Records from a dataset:
::::
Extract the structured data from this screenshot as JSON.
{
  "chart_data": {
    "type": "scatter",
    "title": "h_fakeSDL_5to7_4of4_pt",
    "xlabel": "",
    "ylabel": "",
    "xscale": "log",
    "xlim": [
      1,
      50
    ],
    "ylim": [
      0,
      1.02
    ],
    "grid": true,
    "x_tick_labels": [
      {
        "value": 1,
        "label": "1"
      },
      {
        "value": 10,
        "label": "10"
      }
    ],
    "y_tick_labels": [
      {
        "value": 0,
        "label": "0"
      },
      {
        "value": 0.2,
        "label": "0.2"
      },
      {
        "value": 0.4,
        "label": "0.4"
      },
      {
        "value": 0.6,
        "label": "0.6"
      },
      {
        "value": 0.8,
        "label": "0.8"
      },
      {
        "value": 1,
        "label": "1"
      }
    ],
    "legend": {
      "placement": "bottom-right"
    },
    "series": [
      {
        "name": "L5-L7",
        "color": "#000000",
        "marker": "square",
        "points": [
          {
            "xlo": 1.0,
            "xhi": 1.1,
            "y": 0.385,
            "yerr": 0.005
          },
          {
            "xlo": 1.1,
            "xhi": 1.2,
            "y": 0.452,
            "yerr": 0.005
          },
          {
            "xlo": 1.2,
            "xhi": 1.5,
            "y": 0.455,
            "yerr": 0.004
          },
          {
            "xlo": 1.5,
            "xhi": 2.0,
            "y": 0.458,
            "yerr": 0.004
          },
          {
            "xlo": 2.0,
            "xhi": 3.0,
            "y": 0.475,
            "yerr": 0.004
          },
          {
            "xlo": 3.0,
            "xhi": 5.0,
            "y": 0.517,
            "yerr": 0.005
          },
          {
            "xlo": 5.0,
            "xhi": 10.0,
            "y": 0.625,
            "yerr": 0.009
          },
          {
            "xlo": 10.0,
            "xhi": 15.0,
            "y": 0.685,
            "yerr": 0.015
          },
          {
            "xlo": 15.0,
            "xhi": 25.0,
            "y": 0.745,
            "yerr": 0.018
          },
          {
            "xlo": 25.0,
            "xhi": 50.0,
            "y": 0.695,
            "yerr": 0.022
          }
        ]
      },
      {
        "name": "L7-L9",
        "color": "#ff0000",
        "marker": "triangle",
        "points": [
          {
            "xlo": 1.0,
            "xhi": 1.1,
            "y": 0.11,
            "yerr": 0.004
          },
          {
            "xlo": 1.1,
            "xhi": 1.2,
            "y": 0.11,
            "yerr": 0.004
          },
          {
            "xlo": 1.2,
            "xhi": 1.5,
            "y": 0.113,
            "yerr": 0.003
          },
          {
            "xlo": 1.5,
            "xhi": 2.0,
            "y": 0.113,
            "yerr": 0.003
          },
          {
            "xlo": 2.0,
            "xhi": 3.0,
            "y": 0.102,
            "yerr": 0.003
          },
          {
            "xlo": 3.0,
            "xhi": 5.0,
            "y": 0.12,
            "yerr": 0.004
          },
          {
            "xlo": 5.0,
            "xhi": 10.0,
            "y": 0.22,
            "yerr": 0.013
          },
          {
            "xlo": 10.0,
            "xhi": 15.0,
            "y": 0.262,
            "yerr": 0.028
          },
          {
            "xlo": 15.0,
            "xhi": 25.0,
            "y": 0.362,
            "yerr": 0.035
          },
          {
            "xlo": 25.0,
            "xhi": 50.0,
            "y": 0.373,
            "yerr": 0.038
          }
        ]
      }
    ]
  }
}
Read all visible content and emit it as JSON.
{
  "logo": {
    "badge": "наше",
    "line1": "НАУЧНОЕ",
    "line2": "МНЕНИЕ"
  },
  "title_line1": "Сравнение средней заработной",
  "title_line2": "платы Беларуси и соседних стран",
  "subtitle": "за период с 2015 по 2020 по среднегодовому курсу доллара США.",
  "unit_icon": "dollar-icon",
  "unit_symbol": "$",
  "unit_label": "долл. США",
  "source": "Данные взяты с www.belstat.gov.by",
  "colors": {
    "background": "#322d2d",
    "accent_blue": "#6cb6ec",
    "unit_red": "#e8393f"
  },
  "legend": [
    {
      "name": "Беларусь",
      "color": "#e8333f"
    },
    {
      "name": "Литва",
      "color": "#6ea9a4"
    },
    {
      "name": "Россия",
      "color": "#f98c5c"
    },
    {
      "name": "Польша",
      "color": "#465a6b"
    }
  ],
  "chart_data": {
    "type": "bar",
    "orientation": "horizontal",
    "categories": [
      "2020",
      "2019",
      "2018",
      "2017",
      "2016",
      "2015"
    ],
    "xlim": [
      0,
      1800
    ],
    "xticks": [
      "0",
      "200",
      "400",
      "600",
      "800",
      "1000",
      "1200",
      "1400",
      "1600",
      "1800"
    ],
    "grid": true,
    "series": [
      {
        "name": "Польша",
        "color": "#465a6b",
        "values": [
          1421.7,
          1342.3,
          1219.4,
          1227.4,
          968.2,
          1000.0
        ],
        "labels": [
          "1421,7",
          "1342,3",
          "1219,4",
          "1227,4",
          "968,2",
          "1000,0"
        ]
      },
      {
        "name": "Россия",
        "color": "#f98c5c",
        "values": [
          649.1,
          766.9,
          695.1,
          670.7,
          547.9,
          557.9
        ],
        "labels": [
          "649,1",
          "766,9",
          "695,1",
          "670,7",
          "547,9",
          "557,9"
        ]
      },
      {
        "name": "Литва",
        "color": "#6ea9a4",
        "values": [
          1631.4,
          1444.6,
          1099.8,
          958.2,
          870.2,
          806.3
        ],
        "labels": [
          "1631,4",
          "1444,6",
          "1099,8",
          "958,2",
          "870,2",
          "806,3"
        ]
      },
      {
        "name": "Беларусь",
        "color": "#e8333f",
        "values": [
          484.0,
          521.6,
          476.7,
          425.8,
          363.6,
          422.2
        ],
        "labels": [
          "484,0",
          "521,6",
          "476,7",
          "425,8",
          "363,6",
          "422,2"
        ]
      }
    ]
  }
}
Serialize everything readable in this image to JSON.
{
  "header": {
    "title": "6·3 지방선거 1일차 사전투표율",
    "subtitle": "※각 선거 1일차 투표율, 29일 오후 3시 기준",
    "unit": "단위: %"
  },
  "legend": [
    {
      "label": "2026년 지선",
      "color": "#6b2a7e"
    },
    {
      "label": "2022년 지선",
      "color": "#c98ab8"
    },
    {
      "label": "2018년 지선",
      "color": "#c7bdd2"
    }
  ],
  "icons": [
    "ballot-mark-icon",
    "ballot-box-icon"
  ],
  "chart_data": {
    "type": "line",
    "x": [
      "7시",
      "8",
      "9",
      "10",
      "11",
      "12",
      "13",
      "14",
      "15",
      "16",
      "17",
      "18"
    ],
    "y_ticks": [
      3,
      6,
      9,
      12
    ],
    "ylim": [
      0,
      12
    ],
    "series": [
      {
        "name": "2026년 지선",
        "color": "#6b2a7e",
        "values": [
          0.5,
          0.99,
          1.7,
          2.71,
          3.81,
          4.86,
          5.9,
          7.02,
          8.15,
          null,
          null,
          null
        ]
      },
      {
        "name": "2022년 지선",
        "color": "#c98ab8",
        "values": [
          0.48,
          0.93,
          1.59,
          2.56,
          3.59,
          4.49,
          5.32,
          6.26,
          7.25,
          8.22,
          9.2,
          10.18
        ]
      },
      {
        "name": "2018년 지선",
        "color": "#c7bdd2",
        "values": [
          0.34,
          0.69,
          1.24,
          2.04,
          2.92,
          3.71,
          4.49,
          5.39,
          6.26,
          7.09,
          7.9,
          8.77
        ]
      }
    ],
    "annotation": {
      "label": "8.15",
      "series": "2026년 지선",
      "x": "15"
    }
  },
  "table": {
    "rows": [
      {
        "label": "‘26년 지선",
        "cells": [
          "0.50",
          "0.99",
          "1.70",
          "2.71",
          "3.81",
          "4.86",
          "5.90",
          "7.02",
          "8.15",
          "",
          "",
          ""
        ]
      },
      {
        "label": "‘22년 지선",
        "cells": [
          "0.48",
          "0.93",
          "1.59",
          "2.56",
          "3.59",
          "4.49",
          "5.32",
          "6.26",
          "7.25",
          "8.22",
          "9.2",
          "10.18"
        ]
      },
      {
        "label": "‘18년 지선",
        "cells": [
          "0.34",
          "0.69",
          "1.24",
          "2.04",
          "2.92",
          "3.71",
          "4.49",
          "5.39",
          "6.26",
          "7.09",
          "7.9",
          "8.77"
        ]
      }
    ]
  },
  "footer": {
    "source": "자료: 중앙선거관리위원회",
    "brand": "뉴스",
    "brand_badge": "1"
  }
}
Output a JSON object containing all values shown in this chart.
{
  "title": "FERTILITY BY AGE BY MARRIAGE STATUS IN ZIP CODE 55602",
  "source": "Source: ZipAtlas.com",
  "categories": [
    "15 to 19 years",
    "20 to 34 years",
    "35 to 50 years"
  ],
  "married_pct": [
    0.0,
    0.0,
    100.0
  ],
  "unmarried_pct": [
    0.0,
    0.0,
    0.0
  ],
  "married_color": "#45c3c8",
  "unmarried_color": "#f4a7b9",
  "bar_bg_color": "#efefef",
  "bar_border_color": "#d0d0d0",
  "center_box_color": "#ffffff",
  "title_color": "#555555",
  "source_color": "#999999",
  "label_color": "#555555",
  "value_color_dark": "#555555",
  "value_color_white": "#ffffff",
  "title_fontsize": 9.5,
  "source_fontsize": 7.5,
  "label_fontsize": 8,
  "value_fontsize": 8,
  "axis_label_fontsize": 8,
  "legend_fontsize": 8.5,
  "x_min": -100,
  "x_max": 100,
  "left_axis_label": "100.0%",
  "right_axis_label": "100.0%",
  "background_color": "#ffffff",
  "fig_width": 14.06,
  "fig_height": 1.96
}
::::
WHAT NEEDS TO BE DONE:
Collect, from the material above, every line containing the word "years".

RESPONSE TO THE TASK:
    "15 to 19 years",
    "20 to 34 years",
    "35 to 50 years"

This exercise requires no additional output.